## Brief
Pick out each line below containing "REGION".

━━━━━━━━━━

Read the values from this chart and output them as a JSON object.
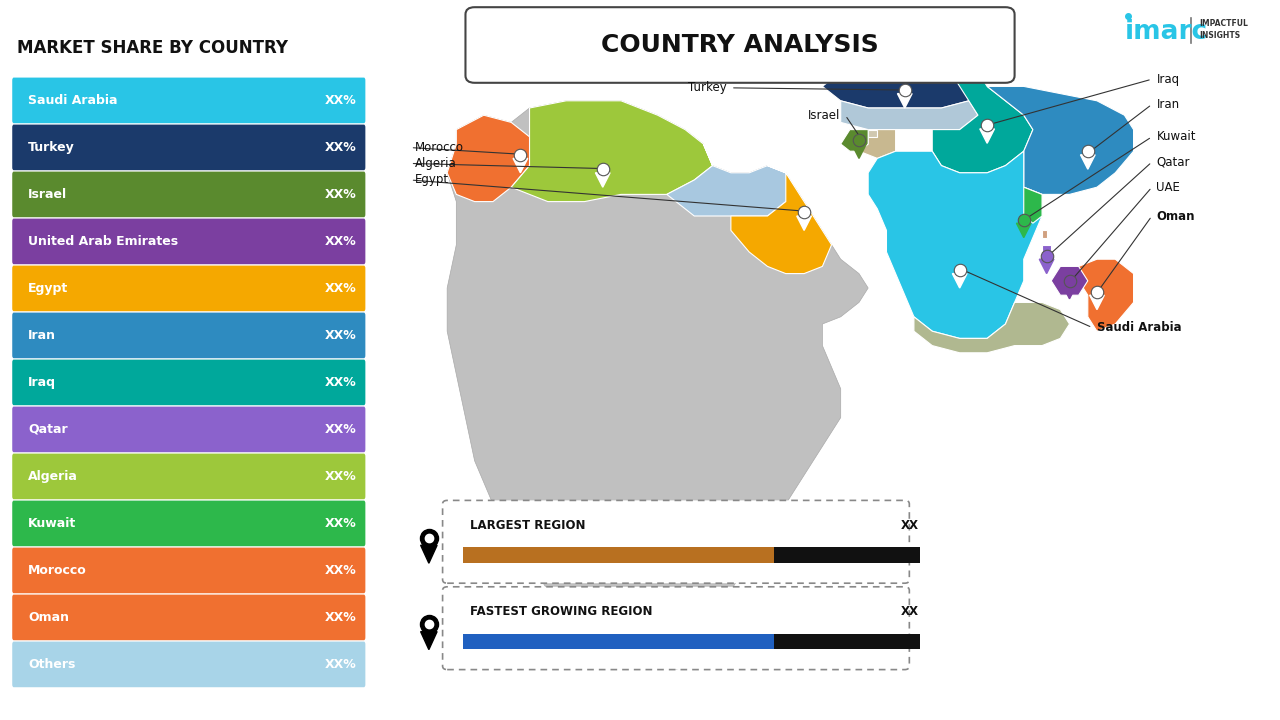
{
  "title": "COUNTRY ANALYSIS",
  "section_title": "MARKET SHARE BY COUNTRY",
  "background_color": "#FFFFFF",
  "bars": [
    {
      "label": "Saudi Arabia",
      "value": "XX%",
      "color": "#29C5E6"
    },
    {
      "label": "Turkey",
      "value": "XX%",
      "color": "#1B3A6B"
    },
    {
      "label": "Israel",
      "value": "XX%",
      "color": "#5A8A2E"
    },
    {
      "label": "United Arab Emirates",
      "value": "XX%",
      "color": "#7B3FA0"
    },
    {
      "label": "Egypt",
      "value": "XX%",
      "color": "#F5A800"
    },
    {
      "label": "Iran",
      "value": "XX%",
      "color": "#2E8BC0"
    },
    {
      "label": "Iraq",
      "value": "XX%",
      "color": "#00A89B"
    },
    {
      "label": "Qatar",
      "value": "XX%",
      "color": "#8B62CC"
    },
    {
      "label": "Algeria",
      "value": "XX%",
      "color": "#9DC83B"
    },
    {
      "label": "Kuwait",
      "value": "XX%",
      "color": "#2DB84B"
    },
    {
      "label": "Morocco",
      "value": "XX%",
      "color": "#F07030"
    },
    {
      "label": "Oman",
      "value": "XX%",
      "color": "#F07030"
    },
    {
      "label": "Others",
      "value": "XX%",
      "color": "#A8D4E8"
    }
  ],
  "legend_items": [
    {
      "label": "LARGEST REGION",
      "value": "XX",
      "bar_color": "#B87020",
      "bar_bg": "#111111"
    },
    {
      "label": "FASTEST GROWING REGION",
      "value": "XX",
      "bar_color": "#2060C0",
      "bar_bg": "#111111"
    }
  ],
  "imarc_text": "imarc",
  "imarc_subtitle": "IMPACTFUL\nINSIGHTS"
}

━━━━━━━━━━

## Output below
      "label": "LARGEST REGION",
      "label": "FASTEST GROWING REGION",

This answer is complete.